-- BEGIN EXTRACTED ENTRIES --

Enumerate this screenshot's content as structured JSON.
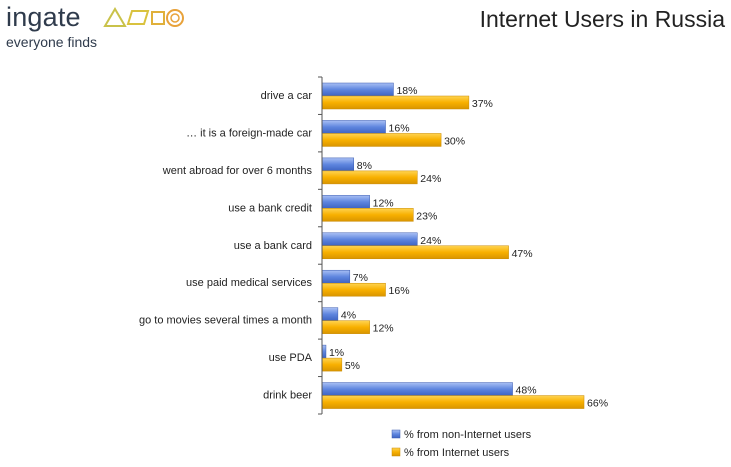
{
  "brand": {
    "name": "ingate",
    "tagline": "everyone finds",
    "logo_colors": [
      "#c9c24a",
      "#e8a23a"
    ]
  },
  "chart_data": {
    "type": "bar",
    "orientation": "horizontal",
    "title": "Internet Users in Russia",
    "categories": [
      "drive a car",
      "… it is a foreign-made car",
      "went abroad for over 6 months",
      "use a bank credit",
      "use a bank card",
      "use paid medical services",
      "go to movies several times a month",
      "use PDA",
      "drink beer"
    ],
    "series": [
      {
        "name": "% from non-Internet users",
        "color": "#6a8ee0",
        "values": [
          18,
          16,
          8,
          12,
          24,
          7,
          4,
          1,
          48
        ]
      },
      {
        "name": "% from Internet users",
        "color": "#f5b300",
        "values": [
          37,
          30,
          24,
          23,
          47,
          16,
          12,
          5,
          66
        ]
      }
    ],
    "value_suffix": "%",
    "xlim": [
      0,
      80
    ],
    "grid": false,
    "legend_position": "bottom"
  }
}
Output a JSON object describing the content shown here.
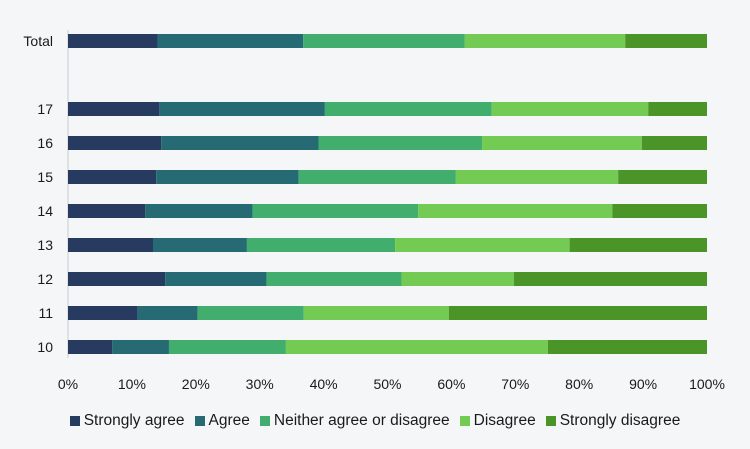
{
  "chart_data": {
    "type": "bar",
    "orientation": "horizontal",
    "stacked": true,
    "percent": true,
    "categories": [
      "Total",
      "17",
      "16",
      "15",
      "14",
      "13",
      "12",
      "11",
      "10"
    ],
    "series": [
      {
        "name": "Strongly agree",
        "color": "#273a5f",
        "values": [
          14,
          14.3,
          14.6,
          13.8,
          12.1,
          13.3,
          15.2,
          10.9,
          6.9
        ]
      },
      {
        "name": "Agree",
        "color": "#266b74",
        "values": [
          22.8,
          25.9,
          24.6,
          22.3,
          16.8,
          14.7,
          15.9,
          9.4,
          8.9
        ]
      },
      {
        "name": "Neither agree or disagree",
        "color": "#41ae6e",
        "values": [
          25.3,
          26.1,
          25.6,
          24.6,
          25.9,
          23.2,
          21.1,
          16.6,
          18.3
        ]
      },
      {
        "name": "Disagree",
        "color": "#73cb53",
        "values": [
          25.1,
          24.5,
          25.0,
          25.4,
          30.4,
          27.3,
          17.6,
          22.7,
          41.0
        ]
      },
      {
        "name": "Strongly disagree",
        "color": "#4a9428",
        "values": [
          12.8,
          9.2,
          10.2,
          13.9,
          14.8,
          21.5,
          30.2,
          40.4,
          24.9
        ]
      }
    ],
    "xlim": [
      0,
      100
    ],
    "xticks": [
      "0%",
      "10%",
      "20%",
      "30%",
      "40%",
      "50%",
      "60%",
      "70%",
      "80%",
      "90%",
      "100%"
    ],
    "grid": false,
    "legend_position": "bottom"
  }
}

-- END EXTRACTED ENTRIES --

**WRITTEN EXERCISE**
How many lines in the records above contain the word "content"? Give only the number.

**RESPONSE**
2